▶ [Aim]
Answer with one number only: the number of lines that include the word "content".

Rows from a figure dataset
--

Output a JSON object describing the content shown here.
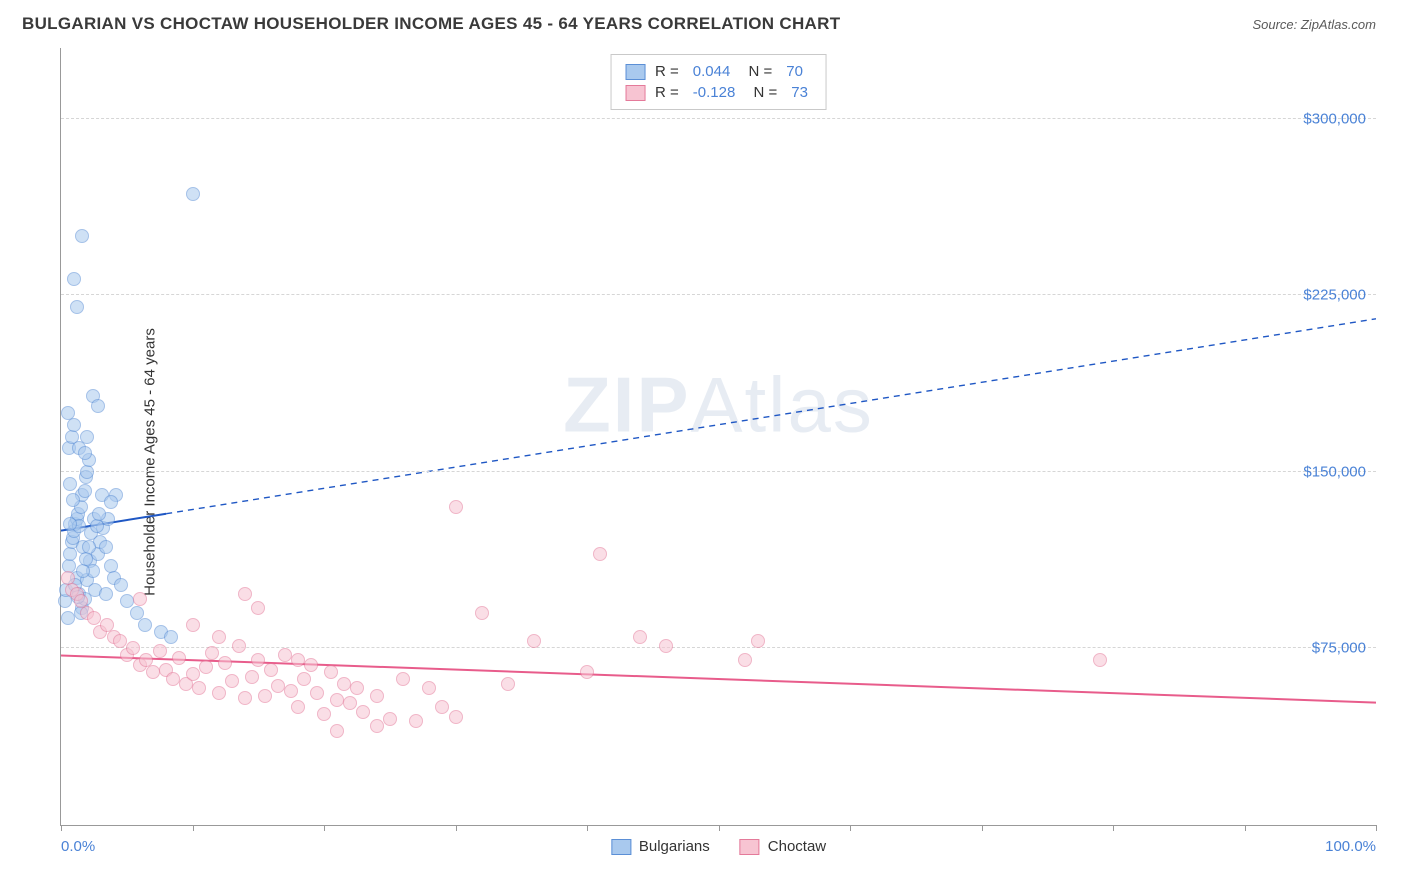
{
  "header": {
    "title": "BULGARIAN VS CHOCTAW HOUSEHOLDER INCOME AGES 45 - 64 YEARS CORRELATION CHART",
    "source_prefix": "Source: ",
    "source_name": "ZipAtlas.com"
  },
  "chart": {
    "type": "scatter",
    "ylabel": "Householder Income Ages 45 - 64 years",
    "watermark_a": "ZIP",
    "watermark_b": "Atlas",
    "xlim": [
      0,
      100
    ],
    "ylim": [
      0,
      330000
    ],
    "xticks": [
      0,
      10,
      20,
      30,
      40,
      50,
      60,
      70,
      80,
      90,
      100
    ],
    "xtick_label_min": "0.0%",
    "xtick_label_max": "100.0%",
    "yticks": [
      {
        "v": 75000,
        "label": "$75,000"
      },
      {
        "v": 150000,
        "label": "$150,000"
      },
      {
        "v": 225000,
        "label": "$225,000"
      },
      {
        "v": 300000,
        "label": "$300,000"
      }
    ],
    "grid_color": "#d6d6d6",
    "axis_color": "#999999",
    "background_color": "#ffffff",
    "point_radius": 7,
    "point_opacity": 0.55,
    "series": [
      {
        "name": "Bulgarians",
        "color_fill": "#a9c9ee",
        "color_stroke": "#5b8fd6",
        "r_value": "0.044",
        "n_value": "70",
        "trend": {
          "x1": 0,
          "y1": 125000,
          "x2": 100,
          "y2": 215000,
          "solid_until_x": 8,
          "color": "#1f57c4",
          "width": 2
        },
        "points": [
          [
            0.3,
            95000
          ],
          [
            0.4,
            100000
          ],
          [
            0.5,
            88000
          ],
          [
            0.6,
            110000
          ],
          [
            0.7,
            115000
          ],
          [
            0.8,
            120000
          ],
          [
            0.9,
            122000
          ],
          [
            1.0,
            125000
          ],
          [
            1.1,
            128000
          ],
          [
            1.2,
            130000
          ],
          [
            1.3,
            132000
          ],
          [
            1.4,
            127000
          ],
          [
            1.5,
            135000
          ],
          [
            1.6,
            140000
          ],
          [
            1.7,
            118000
          ],
          [
            1.8,
            142000
          ],
          [
            1.9,
            148000
          ],
          [
            2.0,
            150000
          ],
          [
            2.1,
            155000
          ],
          [
            0.6,
            160000
          ],
          [
            0.8,
            165000
          ],
          [
            1.0,
            170000
          ],
          [
            1.2,
            105000
          ],
          [
            1.4,
            98000
          ],
          [
            1.6,
            92000
          ],
          [
            1.8,
            96000
          ],
          [
            2.0,
            104000
          ],
          [
            2.2,
            112000
          ],
          [
            2.4,
            108000
          ],
          [
            2.6,
            100000
          ],
          [
            2.8,
            115000
          ],
          [
            3.0,
            120000
          ],
          [
            3.2,
            126000
          ],
          [
            3.4,
            118000
          ],
          [
            3.6,
            130000
          ],
          [
            3.8,
            110000
          ],
          [
            4.0,
            105000
          ],
          [
            4.2,
            140000
          ],
          [
            0.7,
            145000
          ],
          [
            0.9,
            138000
          ],
          [
            1.1,
            102000
          ],
          [
            1.3,
            97000
          ],
          [
            1.5,
            90000
          ],
          [
            1.7,
            108000
          ],
          [
            1.9,
            113000
          ],
          [
            2.1,
            118000
          ],
          [
            2.3,
            124000
          ],
          [
            2.5,
            130000
          ],
          [
            2.7,
            127000
          ],
          [
            2.9,
            132000
          ],
          [
            3.1,
            140000
          ],
          [
            1.0,
            232000
          ],
          [
            1.2,
            220000
          ],
          [
            1.6,
            250000
          ],
          [
            2.4,
            182000
          ],
          [
            2.8,
            178000
          ],
          [
            3.4,
            98000
          ],
          [
            4.6,
            102000
          ],
          [
            5.0,
            95000
          ],
          [
            5.8,
            90000
          ],
          [
            6.4,
            85000
          ],
          [
            7.6,
            82000
          ],
          [
            8.4,
            80000
          ],
          [
            3.8,
            137000
          ],
          [
            10.0,
            268000
          ],
          [
            2.0,
            165000
          ],
          [
            1.4,
            160000
          ],
          [
            1.8,
            158000
          ],
          [
            0.5,
            175000
          ],
          [
            0.7,
            128000
          ]
        ]
      },
      {
        "name": "Choctaw",
        "color_fill": "#f7c4d2",
        "color_stroke": "#e47a9a",
        "r_value": "-0.128",
        "n_value": "73",
        "trend": {
          "x1": 0,
          "y1": 72000,
          "x2": 100,
          "y2": 52000,
          "solid_until_x": 100,
          "color": "#e85c8b",
          "width": 2
        },
        "points": [
          [
            0.5,
            105000
          ],
          [
            0.8,
            100000
          ],
          [
            1.2,
            98000
          ],
          [
            1.5,
            95000
          ],
          [
            2.0,
            90000
          ],
          [
            2.5,
            88000
          ],
          [
            3.0,
            82000
          ],
          [
            3.5,
            85000
          ],
          [
            4.0,
            80000
          ],
          [
            4.5,
            78000
          ],
          [
            5.0,
            72000
          ],
          [
            5.5,
            75000
          ],
          [
            6.0,
            68000
          ],
          [
            6.5,
            70000
          ],
          [
            7.0,
            65000
          ],
          [
            7.5,
            74000
          ],
          [
            8.0,
            66000
          ],
          [
            8.5,
            62000
          ],
          [
            9.0,
            71000
          ],
          [
            9.5,
            60000
          ],
          [
            10.0,
            64000
          ],
          [
            10.5,
            58000
          ],
          [
            11.0,
            67000
          ],
          [
            11.5,
            73000
          ],
          [
            12.0,
            56000
          ],
          [
            12.5,
            69000
          ],
          [
            13.0,
            61000
          ],
          [
            13.5,
            76000
          ],
          [
            14.0,
            54000
          ],
          [
            14.5,
            63000
          ],
          [
            15.0,
            70000
          ],
          [
            15.5,
            55000
          ],
          [
            16.0,
            66000
          ],
          [
            16.5,
            59000
          ],
          [
            17.0,
            72000
          ],
          [
            17.5,
            57000
          ],
          [
            18.0,
            50000
          ],
          [
            18.5,
            62000
          ],
          [
            19.0,
            68000
          ],
          [
            19.5,
            56000
          ],
          [
            20.0,
            47000
          ],
          [
            20.5,
            65000
          ],
          [
            21.0,
            53000
          ],
          [
            21.5,
            60000
          ],
          [
            22.0,
            52000
          ],
          [
            22.5,
            58000
          ],
          [
            23.0,
            48000
          ],
          [
            24.0,
            55000
          ],
          [
            25.0,
            45000
          ],
          [
            26.0,
            62000
          ],
          [
            27.0,
            44000
          ],
          [
            28.0,
            58000
          ],
          [
            29.0,
            50000
          ],
          [
            30.0,
            46000
          ],
          [
            14.0,
            98000
          ],
          [
            15.0,
            92000
          ],
          [
            32.0,
            90000
          ],
          [
            34.0,
            60000
          ],
          [
            36.0,
            78000
          ],
          [
            40.0,
            65000
          ],
          [
            41.0,
            115000
          ],
          [
            44.0,
            80000
          ],
          [
            46.0,
            76000
          ],
          [
            30.0,
            135000
          ],
          [
            52.0,
            70000
          ],
          [
            53.0,
            78000
          ],
          [
            79.0,
            70000
          ],
          [
            24.0,
            42000
          ],
          [
            21.0,
            40000
          ],
          [
            18.0,
            70000
          ],
          [
            10.0,
            85000
          ],
          [
            12.0,
            80000
          ],
          [
            6.0,
            96000
          ]
        ]
      }
    ],
    "legend_bottom": [
      {
        "label": "Bulgarians",
        "fill": "#a9c9ee",
        "stroke": "#5b8fd6"
      },
      {
        "label": "Choctaw",
        "fill": "#f7c4d2",
        "stroke": "#e47a9a"
      }
    ]
  }
}
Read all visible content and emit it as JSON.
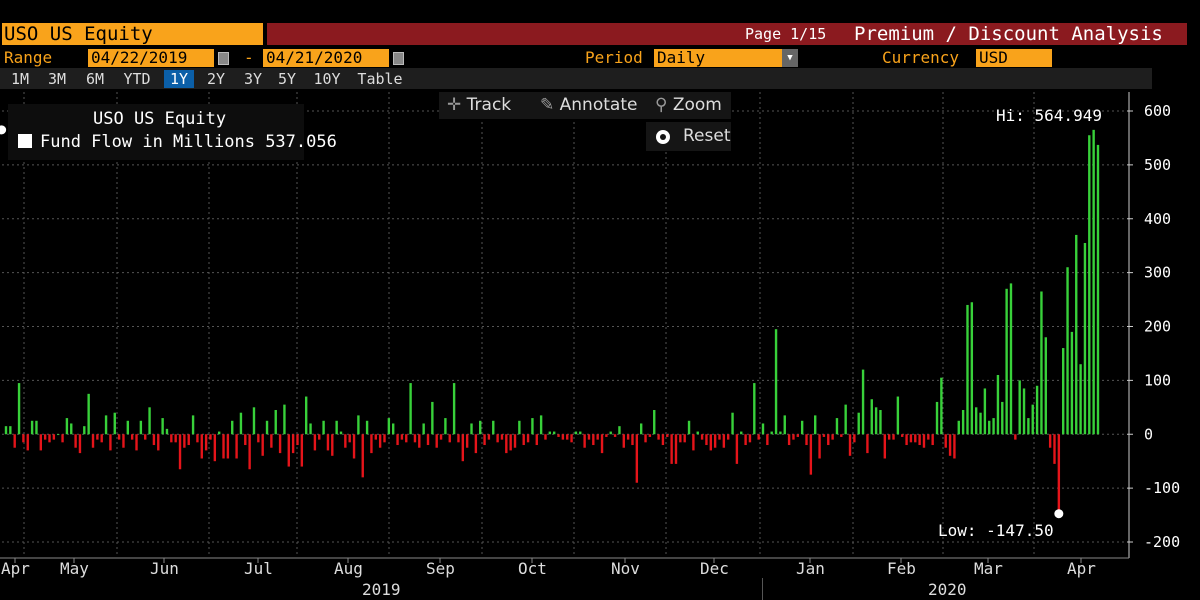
{
  "header": {
    "ticker": "USO US Equity",
    "page": "Page 1/15",
    "title": "Premium / Discount Analysis"
  },
  "controls": {
    "range_label": "Range",
    "start_date": "04/22/2019",
    "dash": "-",
    "end_date": "04/21/2020",
    "period_label": "Period",
    "period_value": "Daily",
    "currency_label": "Currency",
    "currency_value": "USD"
  },
  "range_buttons": [
    "1M",
    "3M",
    "6M",
    "YTD",
    "1Y",
    "2Y",
    "3Y",
    "5Y",
    "10Y",
    "Table"
  ],
  "active_range": "1Y",
  "toolbar": {
    "track": "Track",
    "annotate": "Annotate",
    "zoom": "Zoom",
    "reset": "Reset"
  },
  "legend": {
    "security": "USO US Equity",
    "series_label": "Fund Flow in Millions",
    "series_value": "537.056"
  },
  "annotations": {
    "hi": "Hi: 564.949",
    "low": "Low: -147.50"
  },
  "colors": {
    "positive": "#38d13a",
    "negative": "#e5141a",
    "accent": "#f9a31b",
    "title_bar": "#8b1a1f"
  },
  "chart_data": {
    "type": "bar",
    "series": [
      {
        "name": "Fund Flow in Millions"
      }
    ],
    "ylim": [
      -200,
      600
    ],
    "yticks": [
      -200,
      -100,
      0,
      100,
      200,
      300,
      400,
      500,
      600
    ],
    "ytick_labels": [
      "-200",
      "-100",
      "0",
      "100",
      "200",
      "300",
      "400",
      "500",
      "600"
    ],
    "month_labels": [
      "Apr",
      "May",
      "Jun",
      "Jul",
      "Aug",
      "Sep",
      "Oct",
      "Nov",
      "Dec",
      "Jan",
      "Feb",
      "Mar",
      "Apr"
    ],
    "year_labels": [
      "2019",
      "2020"
    ],
    "grid": true,
    "legend_position": "top-left",
    "hi": 564.949,
    "low": -147.5,
    "last": 537.056,
    "values": [
      15,
      15,
      -25,
      95,
      -15,
      -30,
      25,
      25,
      -30,
      -10,
      -15,
      -10,
      0,
      -15,
      30,
      20,
      -25,
      -35,
      15,
      75,
      -25,
      -10,
      -15,
      35,
      -30,
      40,
      -10,
      -25,
      25,
      -10,
      -30,
      25,
      -10,
      50,
      -20,
      -30,
      30,
      10,
      -15,
      -15,
      -65,
      -25,
      -20,
      35,
      -15,
      -45,
      -30,
      -10,
      -50,
      5,
      -45,
      -45,
      25,
      -45,
      40,
      -20,
      -65,
      50,
      -15,
      -40,
      25,
      -25,
      45,
      -35,
      55,
      -60,
      -35,
      -20,
      -60,
      70,
      20,
      -30,
      -10,
      25,
      -30,
      -40,
      25,
      5,
      -25,
      -15,
      -45,
      35,
      -80,
      25,
      -35,
      -10,
      -25,
      -15,
      30,
      20,
      -20,
      -10,
      -15,
      95,
      -15,
      -25,
      20,
      -20,
      60,
      -25,
      -10,
      30,
      -15,
      95,
      -15,
      -50,
      -25,
      20,
      -35,
      25,
      -20,
      -10,
      25,
      -15,
      -10,
      -35,
      -30,
      -25,
      25,
      -20,
      -15,
      30,
      -20,
      35,
      -10,
      5,
      5,
      -5,
      -10,
      -10,
      -15,
      5,
      5,
      -25,
      -10,
      -20,
      -10,
      -35,
      -5,
      5,
      -5,
      15,
      -25,
      -10,
      -20,
      -90,
      20,
      -15,
      -5,
      45,
      -10,
      -20,
      -5,
      -55,
      -55,
      -15,
      -15,
      25,
      -30,
      5,
      -10,
      -20,
      -30,
      -25,
      -10,
      -25,
      -10,
      40,
      -55,
      5,
      -20,
      -15,
      95,
      -10,
      20,
      -20,
      5,
      195,
      5,
      35,
      -20,
      -10,
      -5,
      25,
      -20,
      -75,
      35,
      -45,
      -5,
      -20,
      -10,
      30,
      -5,
      55,
      -40,
      -15,
      40,
      120,
      -35,
      65,
      50,
      45,
      -45,
      -10,
      -10,
      70,
      -5,
      -20,
      -15,
      -15,
      -20,
      -25,
      -10,
      -20,
      60,
      105,
      -25,
      -40,
      -45,
      25,
      45,
      240,
      245,
      50,
      40,
      85,
      25,
      30,
      110,
      60,
      270,
      280,
      -10,
      100,
      85,
      30,
      55,
      90,
      265,
      180,
      -25,
      -55,
      -147.5,
      160,
      310,
      190,
      370,
      130,
      355,
      555,
      565,
      537.056
    ]
  }
}
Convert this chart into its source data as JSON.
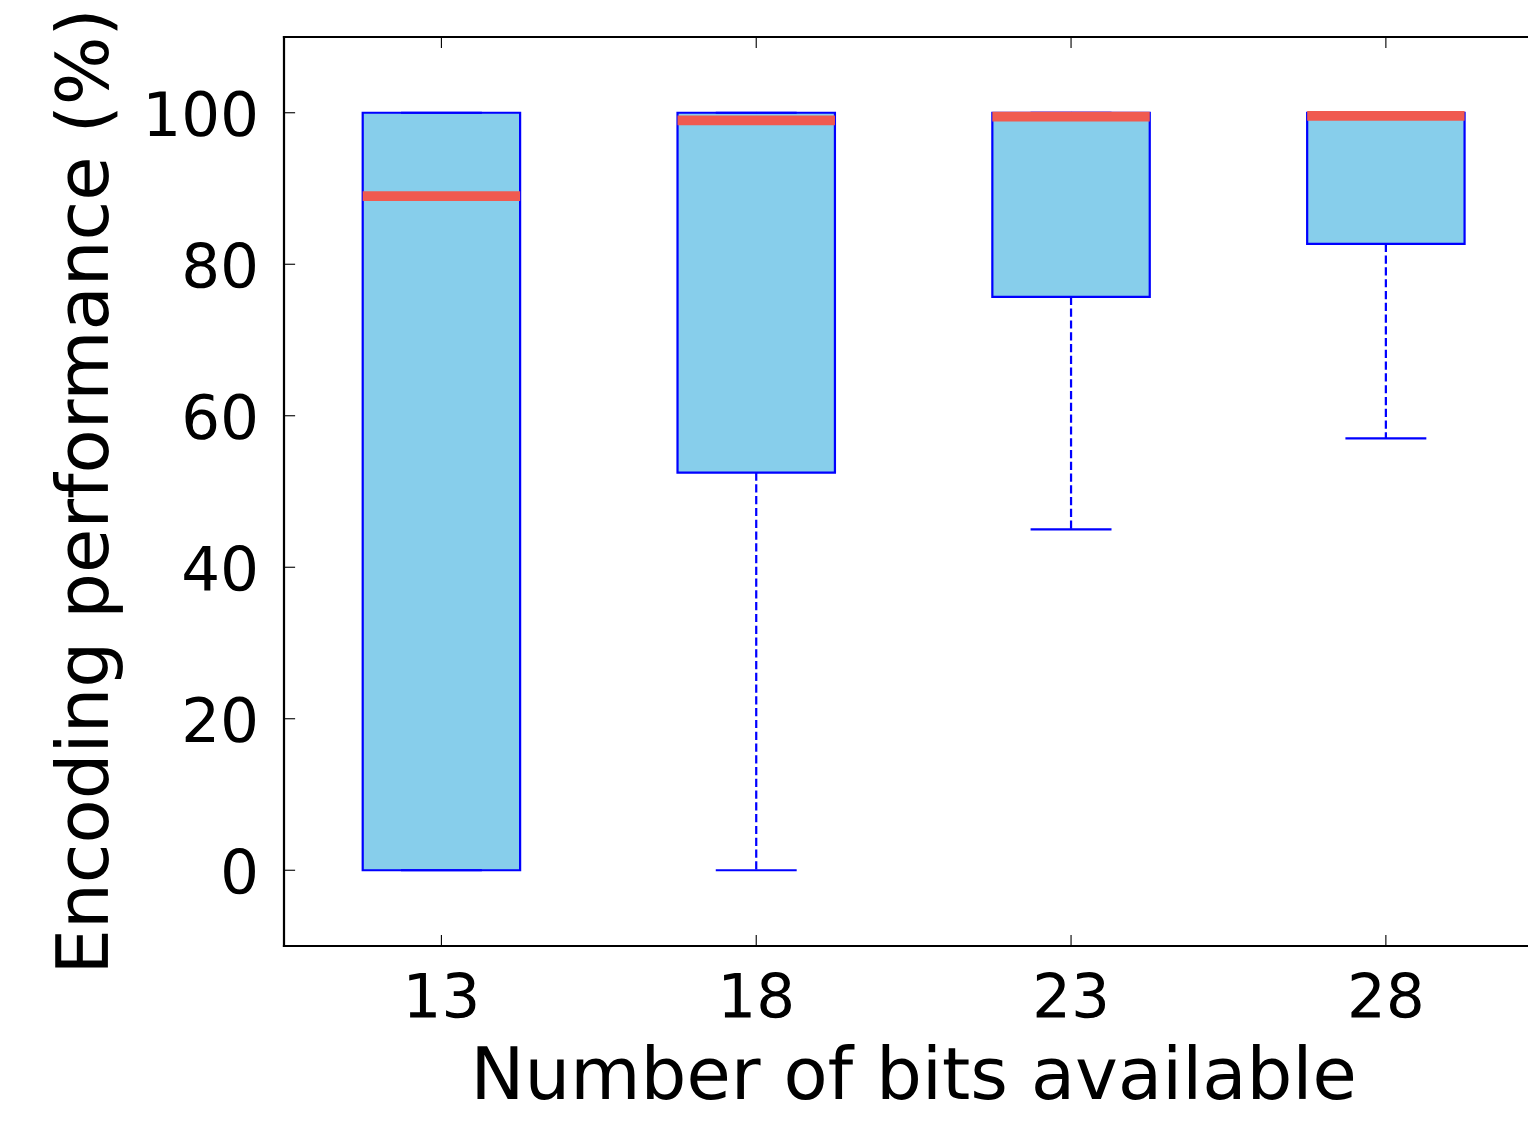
{
  "chart_data": {
    "type": "box",
    "xlabel": "Number of bits available",
    "ylabel": "Encoding performance (%)",
    "categories": [
      "13",
      "18",
      "23",
      "28"
    ],
    "boxes": [
      {
        "low": 0,
        "q1": 0,
        "median": 89,
        "q3": 100,
        "high": 100
      },
      {
        "low": 0,
        "q1": 52.5,
        "median": 99,
        "q3": 100,
        "high": 100
      },
      {
        "low": 45,
        "q1": 75.7,
        "median": 99.5,
        "q3": 100,
        "high": 100
      },
      {
        "low": 57,
        "q1": 82.7,
        "median": 99.6,
        "q3": 100,
        "high": 100
      }
    ],
    "color": "#87ceeb",
    "ylim": [
      -10,
      110
    ],
    "yticks": [
      0,
      20,
      40,
      60,
      80,
      100
    ],
    "grid": false,
    "line_style": "dashed"
  }
}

--

▶ [Answer to this problem]
2